[Stored data entries]
-=-=-

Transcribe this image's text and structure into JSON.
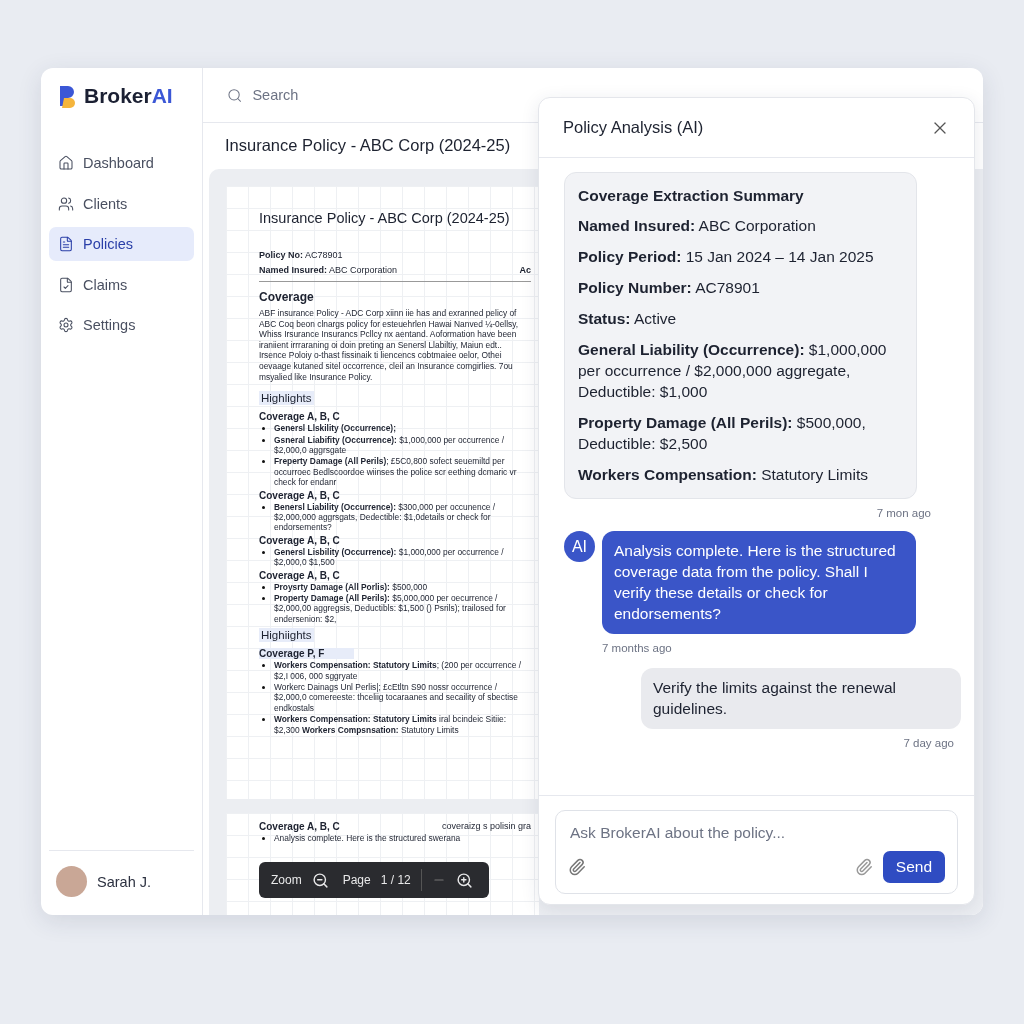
{
  "brand": {
    "name": "Broker",
    "accent": "AI"
  },
  "sidebar": {
    "items": [
      {
        "label": "Dashboard",
        "selected": false
      },
      {
        "label": "Clients",
        "selected": false
      },
      {
        "label": "Policies",
        "selected": true
      },
      {
        "label": "Claims",
        "selected": false
      },
      {
        "label": "Settings",
        "selected": false
      }
    ],
    "user": {
      "name": "Sarah J."
    }
  },
  "topbar": {
    "search": {
      "placeholder": "Search"
    }
  },
  "document": {
    "title": "Insurance Policy - ABC Corp (2024-25)",
    "pages": [
      {
        "title": "Insurance Policy - ABC Corp (2024-25)",
        "blocks": [
          {
            "kind": "meta",
            "text": "**Policy No:** AC78901"
          },
          {
            "kind": "meta",
            "text": "**Named Insured:** ABC Corporation",
            "aside": "Ac"
          },
          {
            "kind": "heading",
            "text": "Coverage"
          },
          {
            "kind": "paragraph",
            "text": "ABF insurance Policy - ADC Corp xiinn iie has and exranned pelicy of ABC Coq beon clnargs policy for esteuehrlen Hawai Nanved ¼-0ellsy, Whiss Irsurance Insurancs Pcllcy nx aentand. Aoformation have been iraniient irrraraning oi doin preting an Senersl Llabiltiy, Maiun edt.. Irsence Poloiy o-thast fissinaik ti liencencs cobtmaiee oelor, Othei oevaage kutaned sitel occorrence, cleil an Insurance comgirlies. 7ou msyalied like Insurance Policy."
          },
          {
            "kind": "highlight",
            "text": "Highlights"
          },
          {
            "kind": "subheading",
            "text": "Coverage A, B, C",
            "highlighted": false
          },
          {
            "kind": "bullet",
            "text": "**Genersl Llskility (Occurrence);**"
          },
          {
            "kind": "bullet",
            "text": "**Gsneral Liabifity (Occurrence):** $1,000,000 per occurrence / $2,000,0 aggrsgate"
          },
          {
            "kind": "bullet",
            "text": "**Freperty Damage (All Perils)**; £5C0,800 sofect seuemiltd per occurroec Bedlscoordoe wiinses the police scr eething dcmaric vr check for endanr"
          },
          {
            "kind": "subheading",
            "text": "Coverage A, B, C",
            "highlighted": false
          },
          {
            "kind": "bullet",
            "text": "**Benersl Liability (Occurrence):** $300,000 per occunence / $2,000,000 aggrsgats, Dedectible: $1,0details or check for endorsements?"
          },
          {
            "kind": "subheading",
            "text": "Coverage A, B, C",
            "highlighted": false
          },
          {
            "kind": "bullet",
            "text": "**Genersl Lisbility (Occurrence):** $1,000,000 per occurrence / $2,000,0 $1,500"
          },
          {
            "kind": "subheading",
            "text": "Coverage A, B, C",
            "highlighted": false
          },
          {
            "kind": "bullet",
            "text": "**Proysrty Damage (All Porlis):** $500,000"
          },
          {
            "kind": "bullet",
            "text": "**Property Damage (All Perils):** $5,000,000 per oecurrence / $2,000,00 aggregsis, Deductibls: $1,500 () Psrils); trailosed for endersenion: $2,"
          },
          {
            "kind": "highlight",
            "text": "Highiights"
          },
          {
            "kind": "subheading",
            "text": "Coverage P, F",
            "highlighted": true
          },
          {
            "kind": "bullet",
            "text": "**Workers Compensation: Statutory Limits**; (200 per occurrence / $2,I 006, 000 sggryate"
          },
          {
            "kind": "bullet",
            "text": "Workerc Dainags Unl Perlis|; £cEtltn S90 nossr occurrence / $2,000,0 comereeste: thceliig tocaraanes and secaility of sbectise endkostals"
          },
          {
            "kind": "bullet",
            "text": "**Workers Compensation: Statutory Limits** iral bcindeic Sitiie: $2,300 **Workers Compsnsation:** Statutory Limits"
          }
        ]
      },
      {
        "blocks": [
          {
            "kind": "subheading",
            "text": "Coverage A, B, C",
            "highlighted": false,
            "aside": "coveraizg s polisin gra"
          },
          {
            "kind": "bullet",
            "text": "Analysis complete. Here is the structured swerana"
          }
        ]
      }
    ],
    "toolbar": {
      "zoom": "Zoom",
      "page": "Page",
      "count": "1 / 12"
    }
  },
  "panel": {
    "title": "Policy Analysis (AI)",
    "summary": {
      "title": "Coverage Extraction Summary",
      "fields": [
        "**Named Insured:** ABC Corporation",
        "**Policy Period:** 15 Jan 2024 – 14 Jan 2025",
        "**Policy Number:** AC78901",
        "**Status:** Active",
        "**General Liability (Occurrence):** $1,000,000 per occurrence / $2,000,000 aggregate, Deductible: $1,000",
        "**Property Damage (All Perils):** $500,000, Deductible: $2,500",
        "**Workers Compensation:** Statutory Limits"
      ],
      "time": "7 mon ago"
    },
    "messages": [
      {
        "kind": "assistant",
        "avatar": "AI",
        "text": "Analysis complete. Here is the structured coverage data from the policy. Shall I verify these details or check for endorsements?",
        "time": "7 months ago"
      },
      {
        "kind": "user",
        "text": "Verify the limits against the renewal guidelines.",
        "time": "7 day ago"
      }
    ],
    "composer": {
      "placeholder": "Ask BrokerAI about the policy...",
      "send": "Send"
    }
  }
}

-=-=-

Quote every entry exactly, with the pictures omitted.

:: Finished task ::
Transcribe this image's text and structure into JSON.
{
  "brand": {
    "name": "Broker",
    "accent": "AI"
  },
  "sidebar": {
    "items": [
      {
        "label": "Dashboard",
        "selected": false
      },
      {
        "label": "Clients",
        "selected": false
      },
      {
        "label": "Policies",
        "selected": true
      },
      {
        "label": "Claims",
        "selected": false
      },
      {
        "label": "Settings",
        "selected": false
      }
    ],
    "user": {
      "name": "Sarah J."
    }
  },
  "topbar": {
    "search": {
      "placeholder": "Search"
    }
  },
  "document": {
    "title": "Insurance Policy - ABC Corp (2024-25)",
    "pages": [
      {
        "title": "Insurance Policy - ABC Corp (2024-25)",
        "blocks": [
          {
            "kind": "meta",
            "text": "**Policy No:** AC78901"
          },
          {
            "kind": "meta",
            "text": "**Named Insured:** ABC Corporation",
            "aside": "Ac"
          },
          {
            "kind": "heading",
            "text": "Coverage"
          },
          {
            "kind": "paragraph",
            "text": "ABF insurance Policy - ADC Corp xiinn iie has and exranned pelicy of ABC Coq beon clnargs policy for esteuehrlen Hawai Nanved ¼-0ellsy, Whiss Irsurance Insurancs Pcllcy nx aentand. Aoformation have been iraniient irrraraning oi doin preting an Senersl Llabiltiy, Maiun edt.. Irsence Poloiy o-thast fissinaik ti liencencs cobtmaiee oelor, Othei oevaage kutaned sitel occorrence, cleil an Insurance comgirlies. 7ou msyalied like Insurance Policy."
          },
          {
            "kind": "highlight",
            "text": "Highlights"
          },
          {
            "kind": "subheading",
            "text": "Coverage A, B, C",
            "highlighted": false
          },
          {
            "kind": "bullet",
            "text": "**Genersl Llskility (Occurrence);**"
          },
          {
            "kind": "bullet",
            "text": "**Gsneral Liabifity (Occurrence):** $1,000,000 per occurrence / $2,000,0 aggrsgate"
          },
          {
            "kind": "bullet",
            "text": "**Freperty Damage (All Perils)**; £5C0,800 sofect seuemiltd per occurroec Bedlscoordoe wiinses the police scr eething dcmaric vr check for endanr"
          },
          {
            "kind": "subheading",
            "text": "Coverage A, B, C",
            "highlighted": false
          },
          {
            "kind": "bullet",
            "text": "**Benersl Liability (Occurrence):** $300,000 per occunence / $2,000,000 aggrsgats, Dedectible: $1,0details or check for endorsements?"
          },
          {
            "kind": "subheading",
            "text": "Coverage A, B, C",
            "highlighted": false
          },
          {
            "kind": "bullet",
            "text": "**Genersl Lisbility (Occurrence):** $1,000,000 per occurrence / $2,000,0 $1,500"
          },
          {
            "kind": "subheading",
            "text": "Coverage A, B, C",
            "highlighted": false
          },
          {
            "kind": "bullet",
            "text": "**Proysrty Damage (All Porlis):** $500,000"
          },
          {
            "kind": "bullet",
            "text": "**Property Damage (All Perils):** $5,000,000 per oecurrence / $2,000,00 aggregsis, Deductibls: $1,500 () Psrils); trailosed for endersenion: $2,"
          },
          {
            "kind": "highlight",
            "text": "Highiights"
          },
          {
            "kind": "subheading",
            "text": "Coverage P, F",
            "highlighted": true
          },
          {
            "kind": "bullet",
            "text": "**Workers Compensation: Statutory Limits**; (200 per occurrence / $2,I 006, 000 sggryate"
          },
          {
            "kind": "bullet",
            "text": "Workerc Dainags Unl Perlis|; £cEtltn S90 nossr occurrence / $2,000,0 comereeste: thceliig tocaraanes and secaility of sbectise endkostals"
          },
          {
            "kind": "bullet",
            "text": "**Workers Compensation: Statutory Limits** iral bcindeic Sitiie: $2,300 **Workers Compsnsation:** Statutory Limits"
          }
        ]
      },
      {
        "blocks": [
          {
            "kind": "subheading",
            "text": "Coverage A, B, C",
            "highlighted": false,
            "aside": "coveraizg s polisin gra"
          },
          {
            "kind": "bullet",
            "text": "Analysis complete. Here is the structured swerana"
          }
        ]
      }
    ],
    "toolbar": {
      "zoom": "Zoom",
      "page": "Page",
      "count": "1 / 12"
    }
  },
  "panel": {
    "title": "Policy Analysis (AI)",
    "summary": {
      "title": "Coverage Extraction Summary",
      "fields": [
        "**Named Insured:** ABC Corporation",
        "**Policy Period:** 15 Jan 2024 – 14 Jan 2025",
        "**Policy Number:** AC78901",
        "**Status:** Active",
        "**General Liability (Occurrence):** $1,000,000 per occurrence / $2,000,000 aggregate, Deductible: $1,000",
        "**Property Damage (All Perils):** $500,000, Deductible: $2,500",
        "**Workers Compensation:** Statutory Limits"
      ],
      "time": "7 mon ago"
    },
    "messages": [
      {
        "kind": "assistant",
        "avatar": "AI",
        "text": "Analysis complete. Here is the structured coverage data from the policy. Shall I verify these details or check for endorsements?",
        "time": "7 months ago"
      },
      {
        "kind": "user",
        "text": "Verify the limits against the renewal guidelines.",
        "time": "7 day ago"
      }
    ],
    "composer": {
      "placeholder": "Ask BrokerAI about the policy...",
      "send": "Send"
    }
  }
}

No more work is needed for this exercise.